> Requirement: The records below must be transcribed exactly. Do not include the pictures.

> Dataset items:
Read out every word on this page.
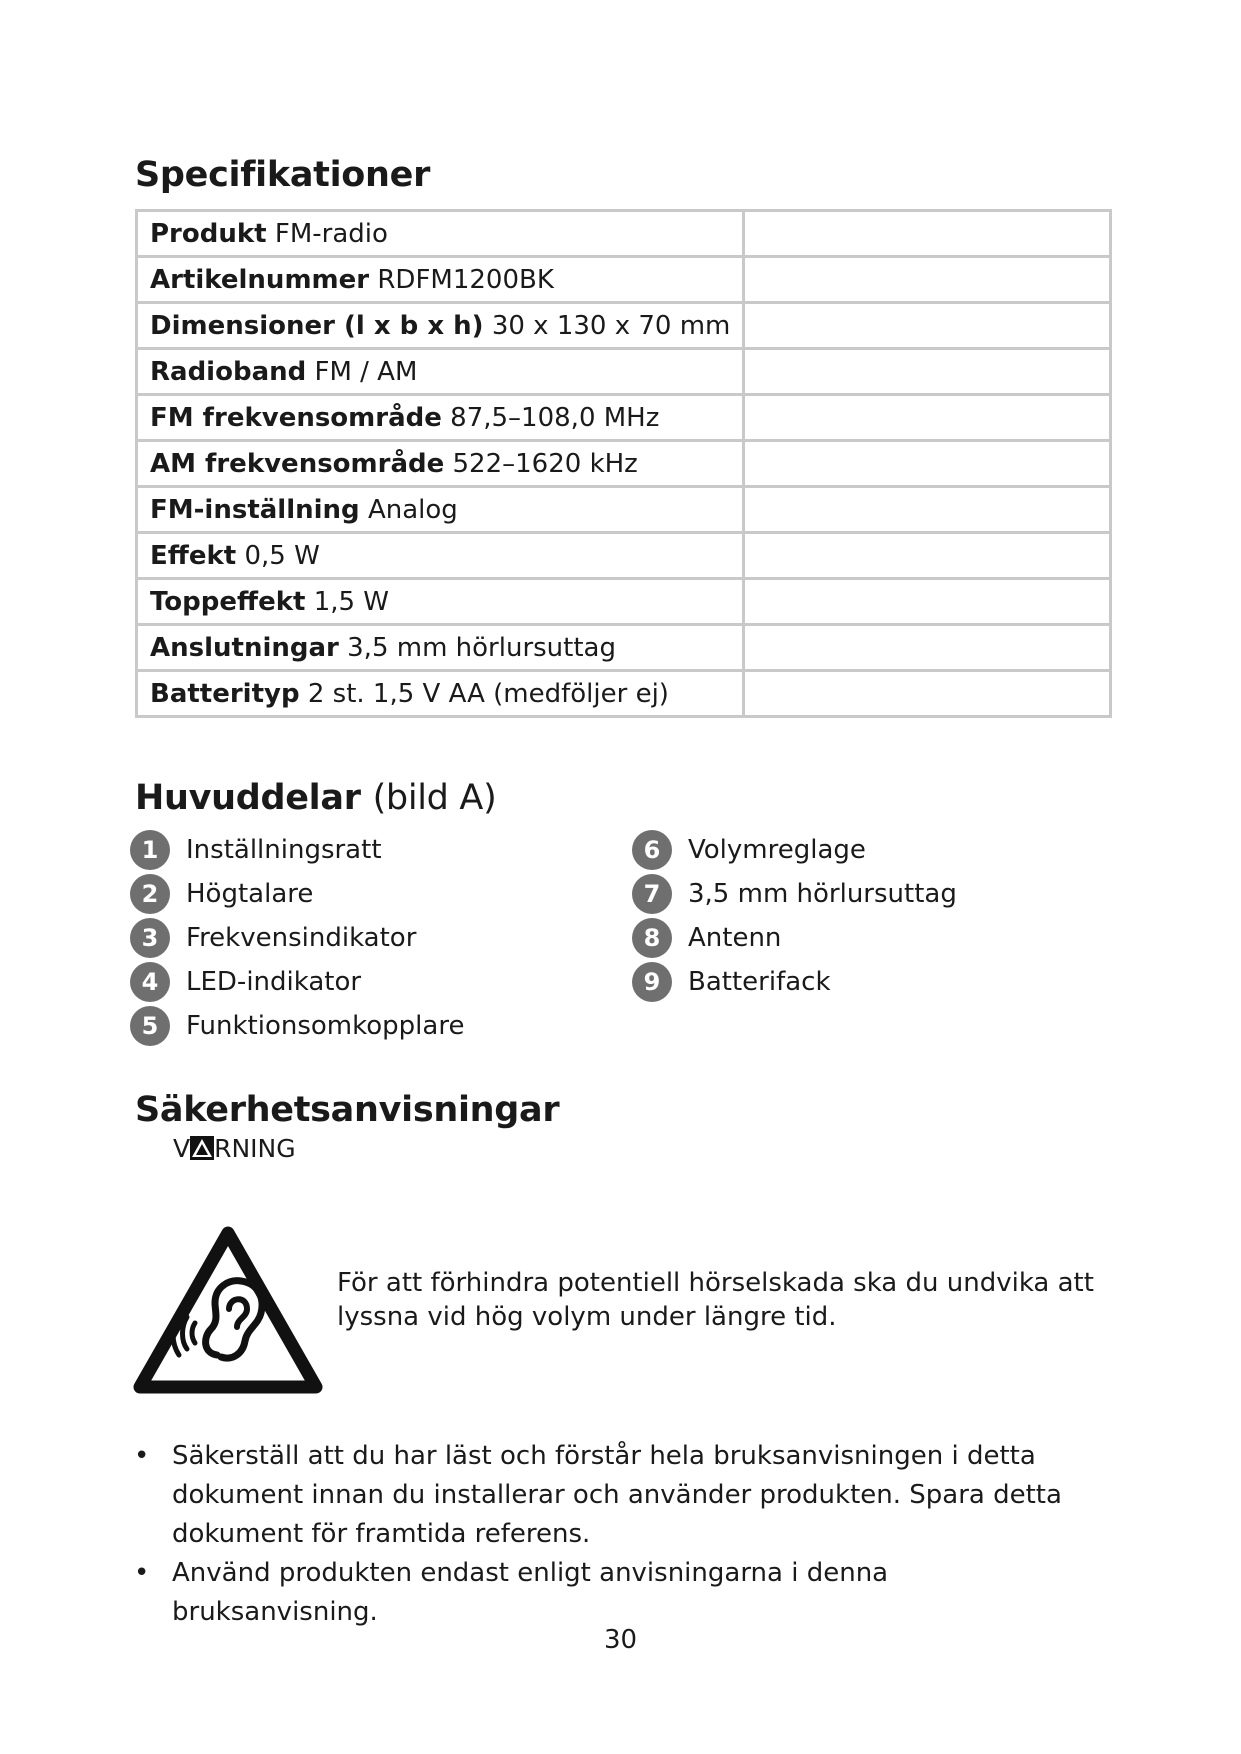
Specifikationer
Produkt FM-radio	
Artikelnummer RDFM1200BK	
Dimensioner (l x b x h) 30 x 130 x 70 mm	
Radioband FM / AM	
FM frekvensområde 87,5–108,0 MHz	
AM frekvensområde 522–1620 kHz	
FM-inställning Analog	
Effekt 0,5 W	
Toppeffekt 1,5 W	
Anslutningar 3,5 mm hörlursuttag	
Batterityp 2 st. 1,5 V AA (medföljer ej)	
Huvuddelar (bild A)
1	Inställningsratt
2	Högtalare
3	Frekvensindikator
4	LED-indikator
5	Funktionsomkopplare
6	Volymreglage
7	3,5 mm hörlursuttag
8	Antenn
9	Batterifack
Säkerhetsanvisningar
V RNING
För att förhindra potentiell hörselskada ska du undvika att lyssna vid hög volym under längre tid.
• Säkerställ att du har läst och förstår hela bruksanvisningen i detta dokument innan du installerar och använder produkten. Spara detta dokument för framtida referens.
• Använd produkten endast enligt anvisningarna i denna bruksanvisning.
30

> Answer to the exercise:
Read out every word on this page.
Specifikationer
Produkt FM-radio	
Artikelnummer RDFM1200BK	
Dimensioner (l x b x h) 30 x 130 x 70 mm	
Radioband FM / AM	
FM frekvensområde 87,5–108,0 MHz	
AM frekvensområde 522–1620 kHz	
FM-inställning Analog	
Effekt 0,5 W	
Toppeffekt 1,5 W	
Anslutningar 3,5 mm hörlursuttag	
Batterityp 2 st. 1,5 V AA (medföljer ej)	
Huvuddelar (bild A)
1	Inställningsratt
2	Högtalare
3	Frekvensindikator
4	LED-indikator
5	Funktionsomkopplare
6	Volymreglage
7	3,5 mm hörlursuttag
8	Antenn
9	Batterifack
Säkerhetsanvisningar
V RNING
För att förhindra potentiell hörselskada ska du undvika att lyssna vid hög volym under längre tid.
• Säkerställ att du har läst och förstår hela bruksanvisningen i detta dokument innan du installerar och använder produkten. Spara detta dokument för framtida referens.
• Använd produkten endast enligt anvisningarna i denna bruksanvisning.
30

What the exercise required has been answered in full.